## Goal
Please print every record below exactly as it appears.

## Supplied material
** BEGIN **

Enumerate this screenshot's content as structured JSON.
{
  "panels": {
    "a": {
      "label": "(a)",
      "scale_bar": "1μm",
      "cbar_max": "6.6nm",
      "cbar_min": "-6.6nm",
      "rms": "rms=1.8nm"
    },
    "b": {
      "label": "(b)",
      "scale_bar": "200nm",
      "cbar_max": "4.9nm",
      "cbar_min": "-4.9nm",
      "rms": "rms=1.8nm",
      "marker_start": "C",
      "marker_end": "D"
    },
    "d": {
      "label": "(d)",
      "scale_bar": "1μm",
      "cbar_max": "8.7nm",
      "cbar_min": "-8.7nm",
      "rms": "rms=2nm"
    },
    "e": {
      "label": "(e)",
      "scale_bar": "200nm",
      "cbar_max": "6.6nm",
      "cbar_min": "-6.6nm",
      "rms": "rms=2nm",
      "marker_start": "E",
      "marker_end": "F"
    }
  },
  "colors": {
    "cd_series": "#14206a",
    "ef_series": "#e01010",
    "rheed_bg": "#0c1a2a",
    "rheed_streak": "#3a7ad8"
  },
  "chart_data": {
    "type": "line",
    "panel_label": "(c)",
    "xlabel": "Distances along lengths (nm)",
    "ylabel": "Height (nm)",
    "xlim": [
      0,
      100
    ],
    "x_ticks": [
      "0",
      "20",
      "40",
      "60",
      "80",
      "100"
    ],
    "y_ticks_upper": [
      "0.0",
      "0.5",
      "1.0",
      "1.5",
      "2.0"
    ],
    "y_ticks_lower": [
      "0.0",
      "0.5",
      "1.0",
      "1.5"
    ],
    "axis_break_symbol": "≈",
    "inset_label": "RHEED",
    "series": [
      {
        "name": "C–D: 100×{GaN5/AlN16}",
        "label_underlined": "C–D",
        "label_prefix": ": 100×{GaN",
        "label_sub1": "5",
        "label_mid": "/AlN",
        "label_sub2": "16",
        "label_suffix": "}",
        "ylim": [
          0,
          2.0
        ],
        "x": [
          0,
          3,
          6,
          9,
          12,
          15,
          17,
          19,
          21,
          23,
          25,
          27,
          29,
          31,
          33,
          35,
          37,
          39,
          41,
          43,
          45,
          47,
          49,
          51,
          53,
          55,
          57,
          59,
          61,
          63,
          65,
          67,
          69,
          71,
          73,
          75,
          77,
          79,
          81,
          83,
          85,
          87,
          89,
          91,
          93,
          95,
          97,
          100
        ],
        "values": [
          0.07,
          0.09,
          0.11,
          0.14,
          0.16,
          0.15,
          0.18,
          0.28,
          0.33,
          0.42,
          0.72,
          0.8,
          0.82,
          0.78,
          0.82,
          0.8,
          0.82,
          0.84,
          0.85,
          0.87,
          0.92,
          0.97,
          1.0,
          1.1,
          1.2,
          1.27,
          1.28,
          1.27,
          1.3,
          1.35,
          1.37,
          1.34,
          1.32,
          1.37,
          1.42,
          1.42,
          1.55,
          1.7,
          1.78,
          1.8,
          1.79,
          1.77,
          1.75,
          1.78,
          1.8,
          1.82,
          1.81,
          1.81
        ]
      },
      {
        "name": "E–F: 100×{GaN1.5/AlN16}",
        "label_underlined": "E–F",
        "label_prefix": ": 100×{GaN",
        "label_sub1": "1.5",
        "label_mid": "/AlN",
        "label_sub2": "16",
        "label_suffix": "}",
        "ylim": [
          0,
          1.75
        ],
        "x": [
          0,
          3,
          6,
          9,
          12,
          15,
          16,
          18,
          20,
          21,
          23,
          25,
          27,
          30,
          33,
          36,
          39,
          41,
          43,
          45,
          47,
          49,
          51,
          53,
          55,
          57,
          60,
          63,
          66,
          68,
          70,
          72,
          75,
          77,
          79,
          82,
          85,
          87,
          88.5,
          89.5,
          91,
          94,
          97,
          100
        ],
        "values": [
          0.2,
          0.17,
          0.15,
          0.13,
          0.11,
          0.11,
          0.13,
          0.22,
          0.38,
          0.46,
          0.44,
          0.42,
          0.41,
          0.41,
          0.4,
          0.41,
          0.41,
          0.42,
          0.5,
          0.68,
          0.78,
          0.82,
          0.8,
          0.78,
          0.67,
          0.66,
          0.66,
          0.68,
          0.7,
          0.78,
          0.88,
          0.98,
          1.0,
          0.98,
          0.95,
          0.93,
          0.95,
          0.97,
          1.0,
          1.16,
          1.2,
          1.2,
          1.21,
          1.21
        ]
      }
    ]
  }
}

** END **

## The response
Enumerate this screenshot's content as structured JSON.
{
  "panels": {
    "a": {
      "label": "(a)",
      "scale_bar": "1μm",
      "cbar_max": "6.6nm",
      "cbar_min": "-6.6nm",
      "rms": "rms=1.8nm"
    },
    "b": {
      "label": "(b)",
      "scale_bar": "200nm",
      "cbar_max": "4.9nm",
      "cbar_min": "-4.9nm",
      "rms": "rms=1.8nm",
      "marker_start": "C",
      "marker_end": "D"
    },
    "d": {
      "label": "(d)",
      "scale_bar": "1μm",
      "cbar_max": "8.7nm",
      "cbar_min": "-8.7nm",
      "rms": "rms=2nm"
    },
    "e": {
      "label": "(e)",
      "scale_bar": "200nm",
      "cbar_max": "6.6nm",
      "cbar_min": "-6.6nm",
      "rms": "rms=2nm",
      "marker_start": "E",
      "marker_end": "F"
    }
  },
  "colors": {
    "cd_series": "#14206a",
    "ef_series": "#e01010",
    "rheed_bg": "#0c1a2a",
    "rheed_streak": "#3a7ad8"
  },
  "chart_data": {
    "type": "line",
    "panel_label": "(c)",
    "xlabel": "Distances along lengths (nm)",
    "ylabel": "Height (nm)",
    "xlim": [
      0,
      100
    ],
    "x_ticks": [
      "0",
      "20",
      "40",
      "60",
      "80",
      "100"
    ],
    "y_ticks_upper": [
      "0.0",
      "0.5",
      "1.0",
      "1.5",
      "2.0"
    ],
    "y_ticks_lower": [
      "0.0",
      "0.5",
      "1.0",
      "1.5"
    ],
    "axis_break_symbol": "≈",
    "inset_label": "RHEED",
    "series": [
      {
        "name": "C–D: 100×{GaN5/AlN16}",
        "label_underlined": "C–D",
        "label_prefix": ": 100×{GaN",
        "label_sub1": "5",
        "label_mid": "/AlN",
        "label_sub2": "16",
        "label_suffix": "}",
        "ylim": [
          0,
          2.0
        ],
        "x": [
          0,
          3,
          6,
          9,
          12,
          15,
          17,
          19,
          21,
          23,
          25,
          27,
          29,
          31,
          33,
          35,
          37,
          39,
          41,
          43,
          45,
          47,
          49,
          51,
          53,
          55,
          57,
          59,
          61,
          63,
          65,
          67,
          69,
          71,
          73,
          75,
          77,
          79,
          81,
          83,
          85,
          87,
          89,
          91,
          93,
          95,
          97,
          100
        ],
        "values": [
          0.07,
          0.09,
          0.11,
          0.14,
          0.16,
          0.15,
          0.18,
          0.28,
          0.33,
          0.42,
          0.72,
          0.8,
          0.82,
          0.78,
          0.82,
          0.8,
          0.82,
          0.84,
          0.85,
          0.87,
          0.92,
          0.97,
          1.0,
          1.1,
          1.2,
          1.27,
          1.28,
          1.27,
          1.3,
          1.35,
          1.37,
          1.34,
          1.32,
          1.37,
          1.42,
          1.42,
          1.55,
          1.7,
          1.78,
          1.8,
          1.79,
          1.77,
          1.75,
          1.78,
          1.8,
          1.82,
          1.81,
          1.81
        ]
      },
      {
        "name": "E–F: 100×{GaN1.5/AlN16}",
        "label_underlined": "E–F",
        "label_prefix": ": 100×{GaN",
        "label_sub1": "1.5",
        "label_mid": "/AlN",
        "label_sub2": "16",
        "label_suffix": "}",
        "ylim": [
          0,
          1.75
        ],
        "x": [
          0,
          3,
          6,
          9,
          12,
          15,
          16,
          18,
          20,
          21,
          23,
          25,
          27,
          30,
          33,
          36,
          39,
          41,
          43,
          45,
          47,
          49,
          51,
          53,
          55,
          57,
          60,
          63,
          66,
          68,
          70,
          72,
          75,
          77,
          79,
          82,
          85,
          87,
          88.5,
          89.5,
          91,
          94,
          97,
          100
        ],
        "values": [
          0.2,
          0.17,
          0.15,
          0.13,
          0.11,
          0.11,
          0.13,
          0.22,
          0.38,
          0.46,
          0.44,
          0.42,
          0.41,
          0.41,
          0.4,
          0.41,
          0.41,
          0.42,
          0.5,
          0.68,
          0.78,
          0.82,
          0.8,
          0.78,
          0.67,
          0.66,
          0.66,
          0.68,
          0.7,
          0.78,
          0.88,
          0.98,
          1.0,
          0.98,
          0.95,
          0.93,
          0.95,
          0.97,
          1.0,
          1.16,
          1.2,
          1.2,
          1.21,
          1.21
        ]
      }
    ]
  }
}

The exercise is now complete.